• [Record extracts]:
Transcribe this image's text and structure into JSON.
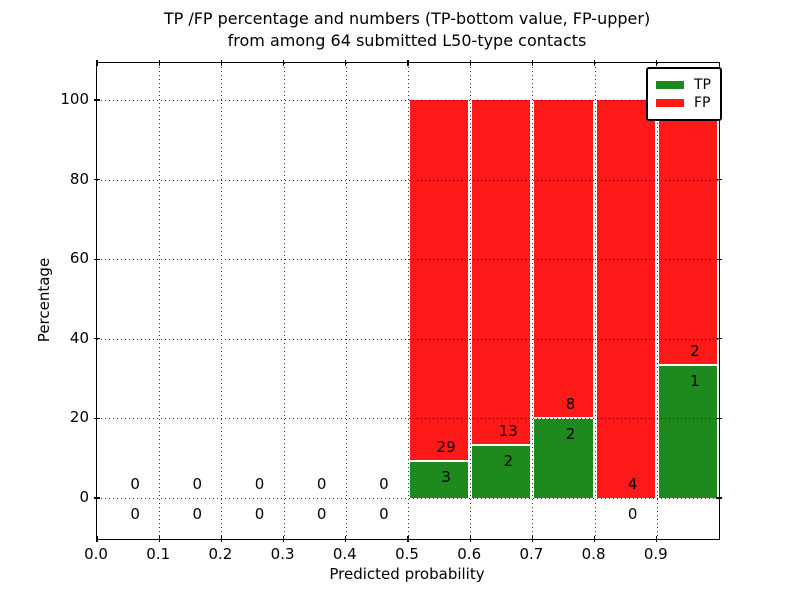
{
  "title": {
    "line1": "TP /FP percentage and numbers (TP-bottom value, FP-upper)",
    "line2": "from among 64 submitted L50-type contacts"
  },
  "axes": {
    "xlabel": "Predicted probability",
    "ylabel": "Percentage"
  },
  "legend": {
    "items": [
      {
        "label": "TP",
        "color": "#1e8a1e"
      },
      {
        "label": "FP",
        "color": "#ff1a1a"
      }
    ],
    "position": "upper right"
  },
  "chart_data": {
    "type": "bar",
    "stacked": true,
    "title": "TP /FP percentage and numbers (TP-bottom value, FP-upper) from among 64 submitted L50-type contacts",
    "xlabel": "Predicted probability",
    "ylabel": "Percentage",
    "xlim": [
      0.0,
      1.0
    ],
    "ylim": [
      -10,
      110
    ],
    "xticks": [
      "0.0",
      "0.1",
      "0.2",
      "0.3",
      "0.4",
      "0.5",
      "0.6",
      "0.7",
      "0.8",
      "0.9"
    ],
    "yticks": [
      0,
      20,
      40,
      60,
      80,
      100
    ],
    "grid": true,
    "legend_position": "upper right",
    "total_submitted": 64,
    "colors": {
      "tp": "#1e8a1e",
      "fp": "#ff1a1a",
      "separator": "#ffffff"
    },
    "bins": [
      {
        "x0": 0.0,
        "x1": 0.1,
        "tp_count": 0,
        "fp_count": 0,
        "tp_pct": 0,
        "fp_pct": 0
      },
      {
        "x0": 0.1,
        "x1": 0.2,
        "tp_count": 0,
        "fp_count": 0,
        "tp_pct": 0,
        "fp_pct": 0
      },
      {
        "x0": 0.2,
        "x1": 0.3,
        "tp_count": 0,
        "fp_count": 0,
        "tp_pct": 0,
        "fp_pct": 0
      },
      {
        "x0": 0.3,
        "x1": 0.4,
        "tp_count": 0,
        "fp_count": 0,
        "tp_pct": 0,
        "fp_pct": 0
      },
      {
        "x0": 0.4,
        "x1": 0.5,
        "tp_count": 0,
        "fp_count": 0,
        "tp_pct": 0,
        "fp_pct": 0
      },
      {
        "x0": 0.5,
        "x1": 0.6,
        "tp_count": 3,
        "fp_count": 29,
        "tp_pct": 9.375,
        "fp_pct": 90.625
      },
      {
        "x0": 0.6,
        "x1": 0.7,
        "tp_count": 2,
        "fp_count": 13,
        "tp_pct": 13.33,
        "fp_pct": 86.67
      },
      {
        "x0": 0.7,
        "x1": 0.8,
        "tp_count": 2,
        "fp_count": 8,
        "tp_pct": 20.0,
        "fp_pct": 80.0
      },
      {
        "x0": 0.8,
        "x1": 0.9,
        "tp_count": 0,
        "fp_count": 4,
        "tp_pct": 0.0,
        "fp_pct": 100.0
      },
      {
        "x0": 0.9,
        "x1": 1.0,
        "tp_count": 1,
        "fp_count": 2,
        "tp_pct": 33.33,
        "fp_pct": 66.67
      }
    ]
  }
}
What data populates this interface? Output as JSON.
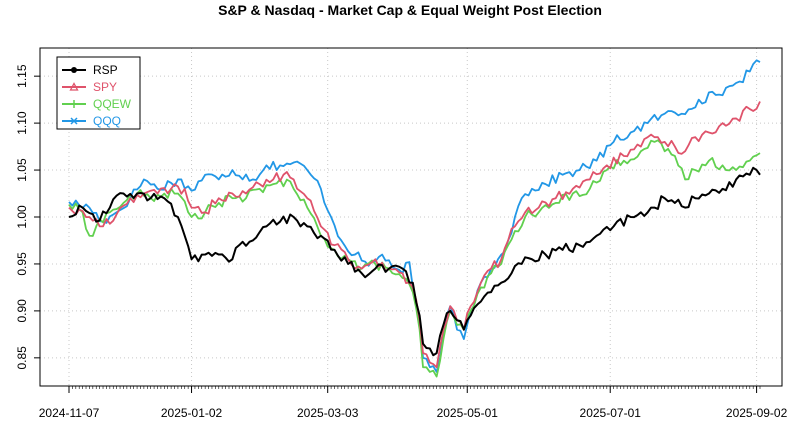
{
  "chart_data": {
    "type": "line",
    "title": "S&P & Nasdaq - Market Cap & Equal Weight Post Election",
    "xlabel": "",
    "ylabel": "",
    "ylim": [
      0.82,
      1.18
    ],
    "yticks": [
      "0.85",
      "0.90",
      "0.95",
      "1.00",
      "1.05",
      "1.10",
      "1.15"
    ],
    "yticks_values": [
      0.85,
      0.9,
      0.95,
      1.0,
      1.05,
      1.1,
      1.15
    ],
    "n_points": 204,
    "xticks": [
      {
        "label": "2024-11-07",
        "index": 0
      },
      {
        "label": "2025-01-02",
        "index": 36
      },
      {
        "label": "2025-03-03",
        "index": 76
      },
      {
        "label": "2025-05-01",
        "index": 117
      },
      {
        "label": "2025-07-01",
        "index": 159
      },
      {
        "label": "2025-09-02",
        "index": 202
      }
    ],
    "grid": true,
    "legend_position": "top-left",
    "series": [
      {
        "name": "QQQ",
        "color": "#2297E6",
        "marker": "x",
        "anchors": [
          [
            0,
            1.016
          ],
          [
            6,
            1.01
          ],
          [
            10,
            0.995
          ],
          [
            14,
            1.005
          ],
          [
            18,
            1.02
          ],
          [
            22,
            1.04
          ],
          [
            26,
            1.03
          ],
          [
            32,
            1.04
          ],
          [
            36,
            1.028
          ],
          [
            40,
            1.045
          ],
          [
            44,
            1.04
          ],
          [
            48,
            1.05
          ],
          [
            54,
            1.04
          ],
          [
            58,
            1.055
          ],
          [
            62,
            1.055
          ],
          [
            66,
            1.058
          ],
          [
            70,
            1.05
          ],
          [
            74,
            1.03
          ],
          [
            77,
            1.0
          ],
          [
            80,
            0.975
          ],
          [
            84,
            0.96
          ],
          [
            88,
            0.948
          ],
          [
            92,
            0.96
          ],
          [
            96,
            0.945
          ],
          [
            98,
            0.94
          ],
          [
            100,
            0.952
          ],
          [
            101,
            0.925
          ],
          [
            103,
            0.89
          ],
          [
            104,
            0.85
          ],
          [
            106,
            0.84
          ],
          [
            108,
            0.835
          ],
          [
            110,
            0.875
          ],
          [
            112,
            0.905
          ],
          [
            114,
            0.88
          ],
          [
            116,
            0.87
          ],
          [
            118,
            0.9
          ],
          [
            121,
            0.93
          ],
          [
            124,
            0.945
          ],
          [
            127,
            0.96
          ],
          [
            129,
            0.975
          ],
          [
            131,
            1.0
          ],
          [
            133,
            1.02
          ],
          [
            136,
            1.03
          ],
          [
            140,
            1.035
          ],
          [
            145,
            1.045
          ],
          [
            150,
            1.05
          ],
          [
            155,
            1.06
          ],
          [
            160,
            1.08
          ],
          [
            165,
            1.09
          ],
          [
            170,
            1.1
          ],
          [
            175,
            1.11
          ],
          [
            180,
            1.11
          ],
          [
            185,
            1.125
          ],
          [
            190,
            1.13
          ],
          [
            195,
            1.14
          ],
          [
            200,
            1.155
          ],
          [
            203,
            1.165
          ]
        ]
      },
      {
        "name": "QQEW",
        "color": "#61D04F",
        "marker": "+",
        "anchors": [
          [
            0,
            1.013
          ],
          [
            4,
            1.005
          ],
          [
            6,
            0.98
          ],
          [
            8,
            0.99
          ],
          [
            12,
            1.005
          ],
          [
            16,
            1.015
          ],
          [
            20,
            1.025
          ],
          [
            24,
            1.02
          ],
          [
            28,
            1.025
          ],
          [
            32,
            1.025
          ],
          [
            36,
            1.0
          ],
          [
            40,
            1.005
          ],
          [
            44,
            1.015
          ],
          [
            48,
            1.02
          ],
          [
            52,
            1.02
          ],
          [
            56,
            1.03
          ],
          [
            60,
            1.035
          ],
          [
            62,
            1.04
          ],
          [
            66,
            1.03
          ],
          [
            70,
            1.01
          ],
          [
            74,
            0.98
          ],
          [
            78,
            0.965
          ],
          [
            82,
            0.955
          ],
          [
            86,
            0.945
          ],
          [
            90,
            0.95
          ],
          [
            94,
            0.945
          ],
          [
            98,
            0.935
          ],
          [
            101,
            0.92
          ],
          [
            103,
            0.88
          ],
          [
            104,
            0.84
          ],
          [
            106,
            0.835
          ],
          [
            108,
            0.83
          ],
          [
            110,
            0.87
          ],
          [
            112,
            0.9
          ],
          [
            114,
            0.885
          ],
          [
            116,
            0.88
          ],
          [
            118,
            0.9
          ],
          [
            121,
            0.925
          ],
          [
            124,
            0.94
          ],
          [
            127,
            0.95
          ],
          [
            129,
            0.97
          ],
          [
            131,
            0.985
          ],
          [
            134,
            1.0
          ],
          [
            138,
            1.005
          ],
          [
            143,
            1.015
          ],
          [
            148,
            1.025
          ],
          [
            153,
            1.03
          ],
          [
            158,
            1.05
          ],
          [
            163,
            1.06
          ],
          [
            168,
            1.07
          ],
          [
            172,
            1.08
          ],
          [
            175,
            1.07
          ],
          [
            178,
            1.065
          ],
          [
            181,
            1.04
          ],
          [
            184,
            1.05
          ],
          [
            188,
            1.06
          ],
          [
            192,
            1.055
          ],
          [
            196,
            1.05
          ],
          [
            200,
            1.06
          ],
          [
            203,
            1.068
          ]
        ]
      },
      {
        "name": "SPY",
        "color": "#DF536B",
        "marker": "triangle",
        "anchors": [
          [
            0,
            1.01
          ],
          [
            6,
            1.0
          ],
          [
            10,
            0.99
          ],
          [
            14,
            1.003
          ],
          [
            18,
            1.02
          ],
          [
            22,
            1.025
          ],
          [
            26,
            1.025
          ],
          [
            30,
            1.03
          ],
          [
            34,
            1.03
          ],
          [
            36,
            1.01
          ],
          [
            40,
            1.005
          ],
          [
            44,
            1.02
          ],
          [
            48,
            1.025
          ],
          [
            52,
            1.025
          ],
          [
            56,
            1.035
          ],
          [
            60,
            1.04
          ],
          [
            63,
            1.045
          ],
          [
            66,
            1.04
          ],
          [
            70,
            1.02
          ],
          [
            74,
            0.99
          ],
          [
            78,
            0.97
          ],
          [
            82,
            0.955
          ],
          [
            86,
            0.945
          ],
          [
            90,
            0.955
          ],
          [
            94,
            0.945
          ],
          [
            98,
            0.94
          ],
          [
            101,
            0.925
          ],
          [
            103,
            0.89
          ],
          [
            104,
            0.855
          ],
          [
            106,
            0.845
          ],
          [
            108,
            0.84
          ],
          [
            110,
            0.88
          ],
          [
            112,
            0.905
          ],
          [
            114,
            0.89
          ],
          [
            116,
            0.88
          ],
          [
            118,
            0.905
          ],
          [
            121,
            0.93
          ],
          [
            124,
            0.945
          ],
          [
            127,
            0.955
          ],
          [
            129,
            0.975
          ],
          [
            131,
            0.99
          ],
          [
            134,
            1.005
          ],
          [
            138,
            1.01
          ],
          [
            143,
            1.02
          ],
          [
            148,
            1.03
          ],
          [
            153,
            1.04
          ],
          [
            158,
            1.055
          ],
          [
            163,
            1.065
          ],
          [
            168,
            1.075
          ],
          [
            172,
            1.085
          ],
          [
            175,
            1.08
          ],
          [
            178,
            1.075
          ],
          [
            181,
            1.07
          ],
          [
            184,
            1.085
          ],
          [
            188,
            1.09
          ],
          [
            192,
            1.1
          ],
          [
            196,
            1.105
          ],
          [
            200,
            1.115
          ],
          [
            203,
            1.123
          ]
        ]
      },
      {
        "name": "RSP",
        "color": "#000000",
        "marker": "circle",
        "anchors": [
          [
            0,
            1.0
          ],
          [
            4,
            1.01
          ],
          [
            8,
            0.995
          ],
          [
            12,
            1.01
          ],
          [
            16,
            1.025
          ],
          [
            20,
            1.025
          ],
          [
            24,
            1.02
          ],
          [
            28,
            1.02
          ],
          [
            32,
            1.0
          ],
          [
            34,
            0.98
          ],
          [
            36,
            0.955
          ],
          [
            40,
            0.96
          ],
          [
            44,
            0.96
          ],
          [
            48,
            0.955
          ],
          [
            50,
            0.97
          ],
          [
            54,
            0.975
          ],
          [
            58,
            0.99
          ],
          [
            62,
            0.995
          ],
          [
            66,
            1.0
          ],
          [
            68,
            0.99
          ],
          [
            70,
            0.99
          ],
          [
            74,
            0.98
          ],
          [
            78,
            0.965
          ],
          [
            82,
            0.95
          ],
          [
            86,
            0.94
          ],
          [
            90,
            0.945
          ],
          [
            94,
            0.945
          ],
          [
            98,
            0.945
          ],
          [
            101,
            0.93
          ],
          [
            103,
            0.895
          ],
          [
            104,
            0.865
          ],
          [
            106,
            0.86
          ],
          [
            108,
            0.855
          ],
          [
            110,
            0.885
          ],
          [
            112,
            0.9
          ],
          [
            114,
            0.89
          ],
          [
            116,
            0.88
          ],
          [
            118,
            0.895
          ],
          [
            121,
            0.91
          ],
          [
            124,
            0.92
          ],
          [
            127,
            0.93
          ],
          [
            130,
            0.94
          ],
          [
            133,
            0.95
          ],
          [
            136,
            0.955
          ],
          [
            140,
            0.96
          ],
          [
            145,
            0.965
          ],
          [
            150,
            0.97
          ],
          [
            155,
            0.98
          ],
          [
            160,
            0.99
          ],
          [
            165,
            1.0
          ],
          [
            168,
            1.005
          ],
          [
            172,
            1.01
          ],
          [
            175,
            1.02
          ],
          [
            178,
            1.015
          ],
          [
            181,
            1.01
          ],
          [
            184,
            1.02
          ],
          [
            188,
            1.025
          ],
          [
            192,
            1.03
          ],
          [
            196,
            1.04
          ],
          [
            200,
            1.045
          ],
          [
            202,
            1.05
          ],
          [
            203,
            1.045
          ]
        ]
      }
    ]
  }
}
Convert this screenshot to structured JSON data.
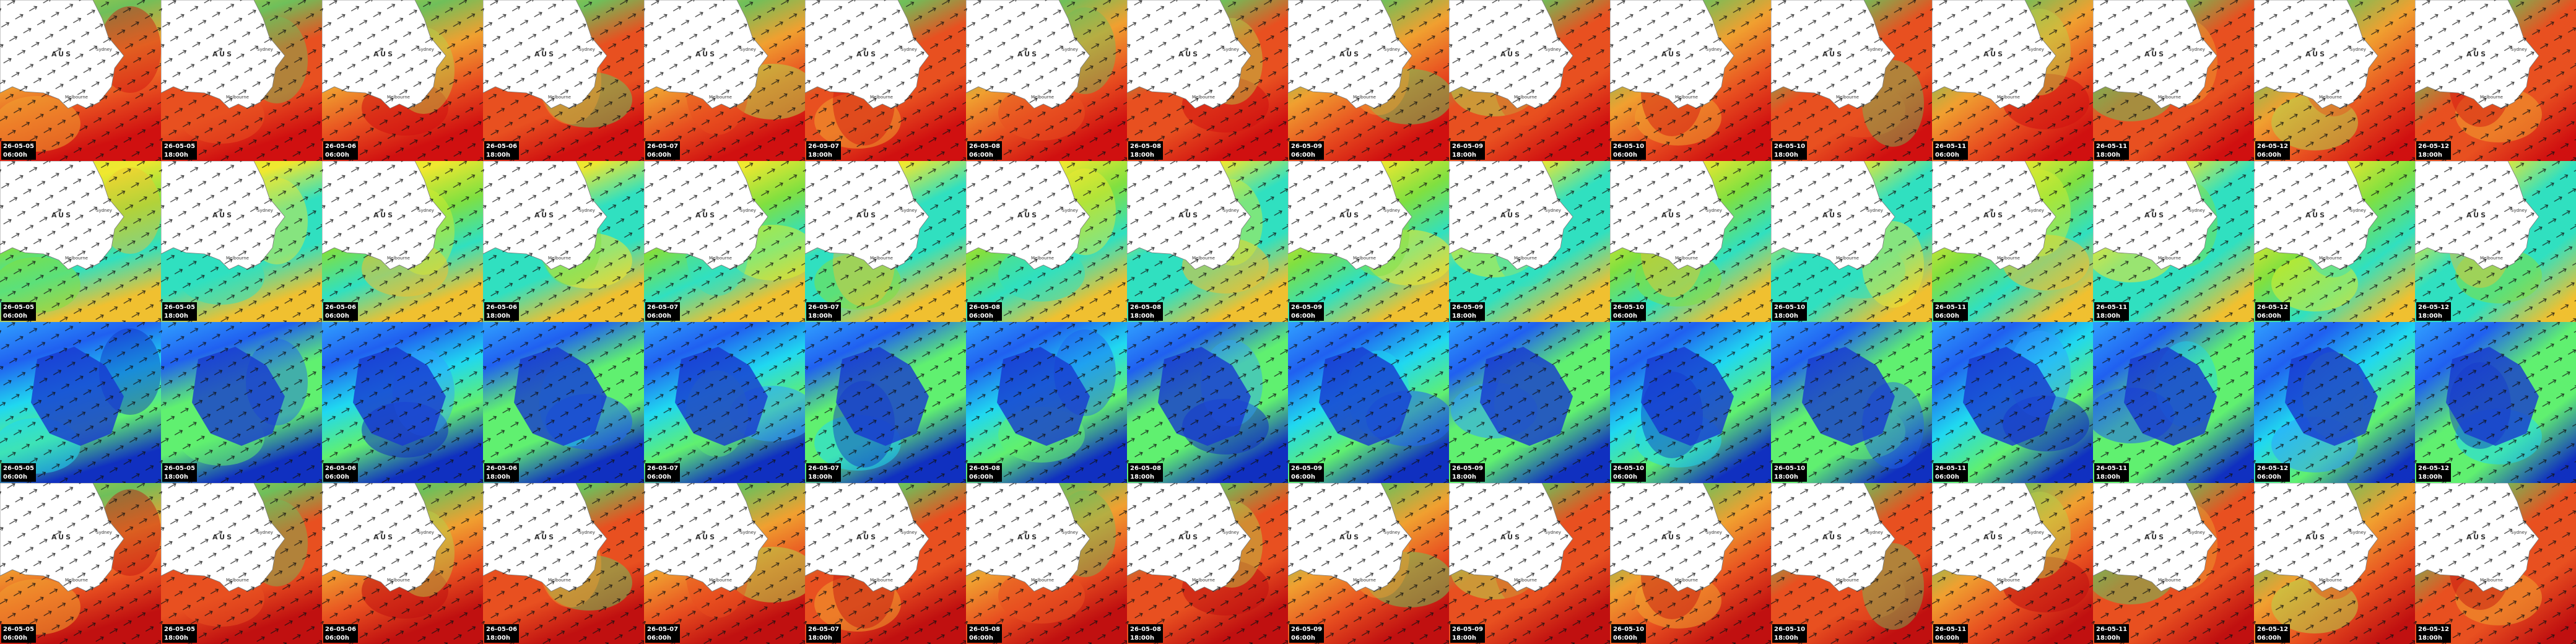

• [Set problem]: Search the lines for the word "marker" and report how many contain it, by number only.

• [Output of the task]: 4